Stored records
——————

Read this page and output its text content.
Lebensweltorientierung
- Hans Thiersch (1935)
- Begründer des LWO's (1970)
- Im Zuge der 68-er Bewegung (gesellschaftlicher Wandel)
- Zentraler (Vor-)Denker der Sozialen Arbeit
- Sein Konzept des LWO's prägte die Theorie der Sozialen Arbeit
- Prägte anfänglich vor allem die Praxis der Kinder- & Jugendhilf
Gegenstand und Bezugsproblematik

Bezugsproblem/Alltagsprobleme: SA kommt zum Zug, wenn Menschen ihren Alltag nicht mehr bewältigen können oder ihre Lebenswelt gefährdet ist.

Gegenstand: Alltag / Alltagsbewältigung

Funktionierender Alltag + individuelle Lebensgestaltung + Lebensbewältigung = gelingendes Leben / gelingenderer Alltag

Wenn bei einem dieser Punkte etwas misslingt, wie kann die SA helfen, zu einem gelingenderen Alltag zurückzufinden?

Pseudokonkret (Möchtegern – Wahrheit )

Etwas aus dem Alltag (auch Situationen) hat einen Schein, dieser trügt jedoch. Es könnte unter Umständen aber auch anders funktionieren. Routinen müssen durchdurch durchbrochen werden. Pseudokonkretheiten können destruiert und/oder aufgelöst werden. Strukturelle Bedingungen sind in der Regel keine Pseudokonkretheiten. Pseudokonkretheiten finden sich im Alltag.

——————

EXERCISE PROMPT: Lines in the records that hold the word "Arbeit" are to be counted; give only the total.

FULL OUTPUT: 2